>>>>

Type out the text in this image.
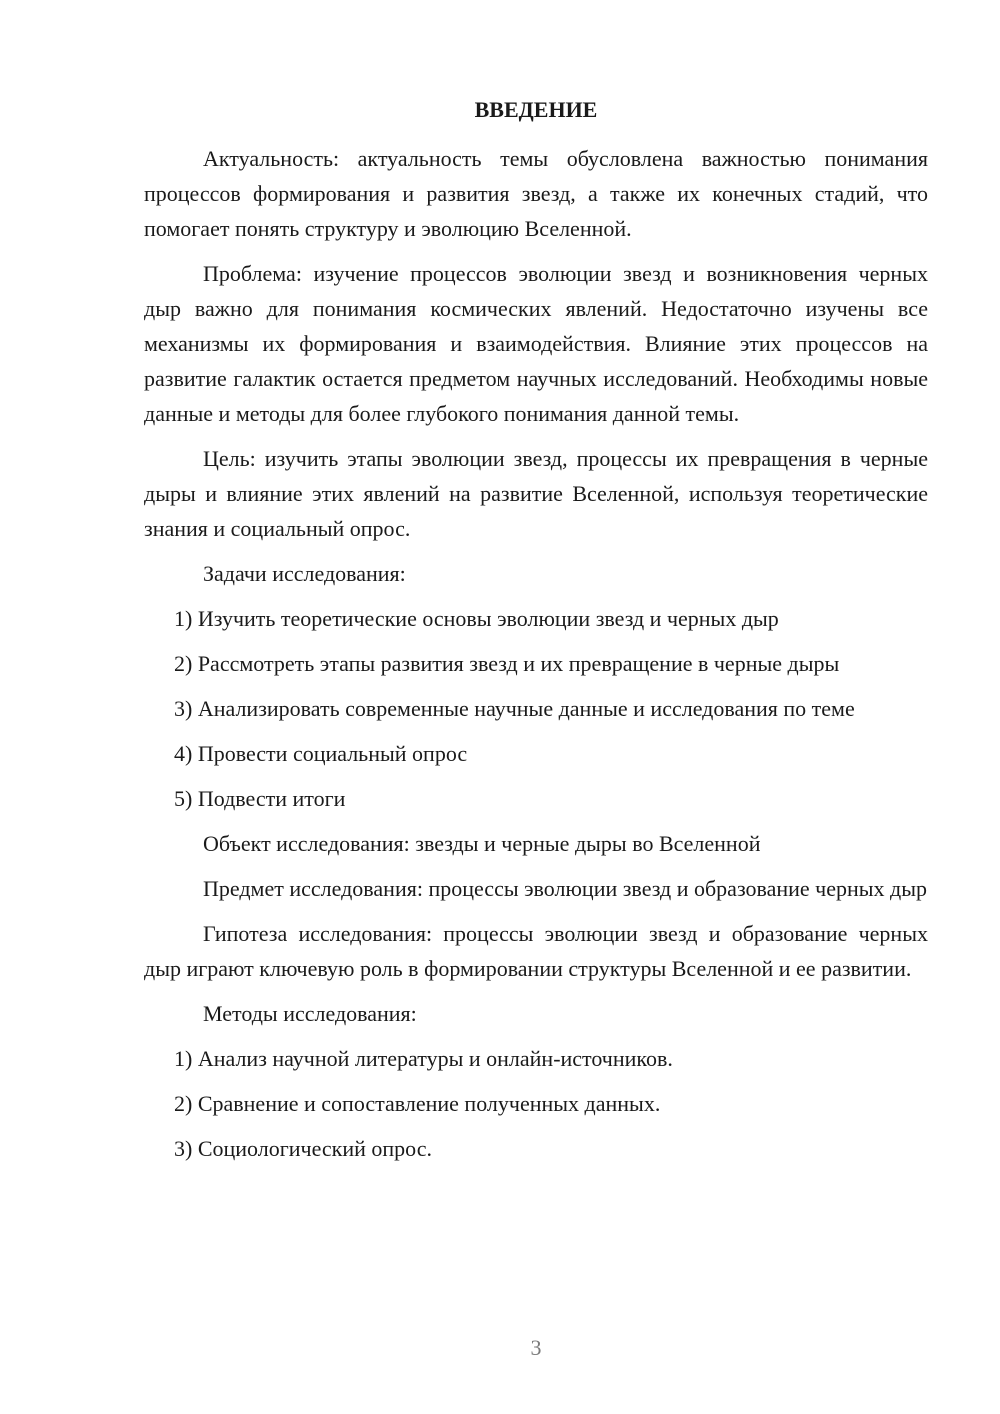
ВВЕДЕНИЕ

Актуальность: актуальность темы обусловлена важностью понимания процессов формирования и развития звезд, а также их конечных стадий, что помогает понять структуру и эволюцию Вселенной.

Проблема: изучение процессов эволюции звезд и возникновения черных дыр важно для понимания космических явлений. Недостаточно изучены все механизмы их формирования и взаимодействия. Влияние этих процессов на развитие галактик остается предметом научных исследований. Необходимы новые данные и методы для более глубокого понимания данной темы.

Цель: изучить этапы эволюции звезд, процессы их превращения в черные дыры и влияние этих явлений на развитие Вселенной, используя теоретические знания и социальный опрос.

Задачи исследования:

1) Изучить теоретические основы эволюции звезд и черных дыр

2) Рассмотреть этапы развития звезд и их превращение в черные дыры

3) Анализировать современные научные данные и исследования по теме

4) Провести социальный опрос

5) Подвести итоги

Объект исследования: звезды и черные дыры во Вселенной

Предмет исследования: процессы эволюции звезд и образование черных дыр

Гипотеза исследования: процессы эволюции звезд и образование черных дыр играют ключевую роль в формировании структуры Вселенной и ее развитии.

Методы исследования:

1) Анализ научной литературы и онлайн-источников.

2) Сравнение и сопоставление полученных данных.

3) Социологический опрос.

3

<<<<

Exercise goal
Using the listing above, pick out each line that contains the word "Вселенной", then copy it.

Task result
Актуальность: актуальность темы обусловлена важностью понимания процессов формирования и развития звезд, а также их конечных стадий, что помогает понять структуру и эволюцию Вселенной.
Цель: изучить этапы эволюции звезд, процессы их превращения в черные дыры и влияние этих явлений на развитие Вселенной, используя теоретические знания и социальный опрос.
Объект исследования: звезды и черные дыры во Вселенной
Гипотеза исследования: процессы эволюции звезд и образование черных дыр играют ключевую роль в формировании структуры Вселенной и ее развитии.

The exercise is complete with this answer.